[Figure record extracts]
════════════════════

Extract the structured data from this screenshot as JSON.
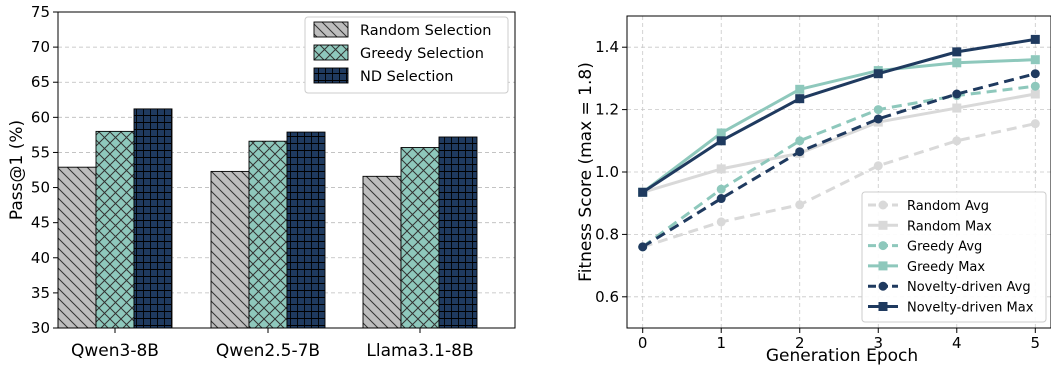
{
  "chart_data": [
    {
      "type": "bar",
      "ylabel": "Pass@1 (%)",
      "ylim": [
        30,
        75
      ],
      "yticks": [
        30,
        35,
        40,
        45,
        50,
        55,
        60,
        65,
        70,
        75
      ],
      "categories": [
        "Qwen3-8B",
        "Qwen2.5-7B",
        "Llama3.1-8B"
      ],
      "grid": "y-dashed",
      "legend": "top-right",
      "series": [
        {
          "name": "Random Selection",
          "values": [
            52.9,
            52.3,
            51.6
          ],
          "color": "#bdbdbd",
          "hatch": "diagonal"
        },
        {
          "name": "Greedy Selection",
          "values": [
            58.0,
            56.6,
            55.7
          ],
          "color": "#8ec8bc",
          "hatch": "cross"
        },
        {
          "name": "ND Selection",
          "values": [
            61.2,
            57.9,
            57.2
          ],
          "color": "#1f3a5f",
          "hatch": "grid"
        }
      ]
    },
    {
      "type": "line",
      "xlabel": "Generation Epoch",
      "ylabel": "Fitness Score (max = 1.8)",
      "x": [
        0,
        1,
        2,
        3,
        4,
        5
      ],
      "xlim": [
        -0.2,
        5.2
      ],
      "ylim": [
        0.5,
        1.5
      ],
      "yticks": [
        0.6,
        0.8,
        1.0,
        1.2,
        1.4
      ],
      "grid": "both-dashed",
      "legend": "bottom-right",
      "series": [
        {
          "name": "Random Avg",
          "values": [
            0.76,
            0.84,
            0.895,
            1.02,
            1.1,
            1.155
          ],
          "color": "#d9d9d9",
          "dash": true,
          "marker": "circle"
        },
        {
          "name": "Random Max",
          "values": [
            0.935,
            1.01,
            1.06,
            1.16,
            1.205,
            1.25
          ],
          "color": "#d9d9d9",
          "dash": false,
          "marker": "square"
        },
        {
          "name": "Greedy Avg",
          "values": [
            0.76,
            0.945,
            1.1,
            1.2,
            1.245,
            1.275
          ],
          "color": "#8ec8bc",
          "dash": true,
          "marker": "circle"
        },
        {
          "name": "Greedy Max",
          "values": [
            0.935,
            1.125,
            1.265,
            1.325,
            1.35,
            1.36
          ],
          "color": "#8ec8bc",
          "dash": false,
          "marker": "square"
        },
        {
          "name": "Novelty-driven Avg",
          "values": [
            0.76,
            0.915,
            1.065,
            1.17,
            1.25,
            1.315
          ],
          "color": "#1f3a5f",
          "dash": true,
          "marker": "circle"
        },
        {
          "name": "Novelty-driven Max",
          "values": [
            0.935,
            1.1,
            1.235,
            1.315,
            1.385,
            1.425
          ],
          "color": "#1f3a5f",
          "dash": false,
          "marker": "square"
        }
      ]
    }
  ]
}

════════════════════

REQUIREMENT: All of the material above needs to be restated exactly, with no pictures.

OUTPUT:
Extract the structured data from this screenshot as JSON.
{
  "chart_data": [
    {
      "type": "bar",
      "ylabel": "Pass@1 (%)",
      "ylim": [
        30,
        75
      ],
      "yticks": [
        30,
        35,
        40,
        45,
        50,
        55,
        60,
        65,
        70,
        75
      ],
      "categories": [
        "Qwen3-8B",
        "Qwen2.5-7B",
        "Llama3.1-8B"
      ],
      "grid": "y-dashed",
      "legend": "top-right",
      "series": [
        {
          "name": "Random Selection",
          "values": [
            52.9,
            52.3,
            51.6
          ],
          "color": "#bdbdbd",
          "hatch": "diagonal"
        },
        {
          "name": "Greedy Selection",
          "values": [
            58.0,
            56.6,
            55.7
          ],
          "color": "#8ec8bc",
          "hatch": "cross"
        },
        {
          "name": "ND Selection",
          "values": [
            61.2,
            57.9,
            57.2
          ],
          "color": "#1f3a5f",
          "hatch": "grid"
        }
      ]
    },
    {
      "type": "line",
      "xlabel": "Generation Epoch",
      "ylabel": "Fitness Score (max = 1.8)",
      "x": [
        0,
        1,
        2,
        3,
        4,
        5
      ],
      "xlim": [
        -0.2,
        5.2
      ],
      "ylim": [
        0.5,
        1.5
      ],
      "yticks": [
        0.6,
        0.8,
        1.0,
        1.2,
        1.4
      ],
      "grid": "both-dashed",
      "legend": "bottom-right",
      "series": [
        {
          "name": "Random Avg",
          "values": [
            0.76,
            0.84,
            0.895,
            1.02,
            1.1,
            1.155
          ],
          "color": "#d9d9d9",
          "dash": true,
          "marker": "circle"
        },
        {
          "name": "Random Max",
          "values": [
            0.935,
            1.01,
            1.06,
            1.16,
            1.205,
            1.25
          ],
          "color": "#d9d9d9",
          "dash": false,
          "marker": "square"
        },
        {
          "name": "Greedy Avg",
          "values": [
            0.76,
            0.945,
            1.1,
            1.2,
            1.245,
            1.275
          ],
          "color": "#8ec8bc",
          "dash": true,
          "marker": "circle"
        },
        {
          "name": "Greedy Max",
          "values": [
            0.935,
            1.125,
            1.265,
            1.325,
            1.35,
            1.36
          ],
          "color": "#8ec8bc",
          "dash": false,
          "marker": "square"
        },
        {
          "name": "Novelty-driven Avg",
          "values": [
            0.76,
            0.915,
            1.065,
            1.17,
            1.25,
            1.315
          ],
          "color": "#1f3a5f",
          "dash": true,
          "marker": "circle"
        },
        {
          "name": "Novelty-driven Max",
          "values": [
            0.935,
            1.1,
            1.235,
            1.315,
            1.385,
            1.425
          ],
          "color": "#1f3a5f",
          "dash": false,
          "marker": "square"
        }
      ]
    }
  ]
}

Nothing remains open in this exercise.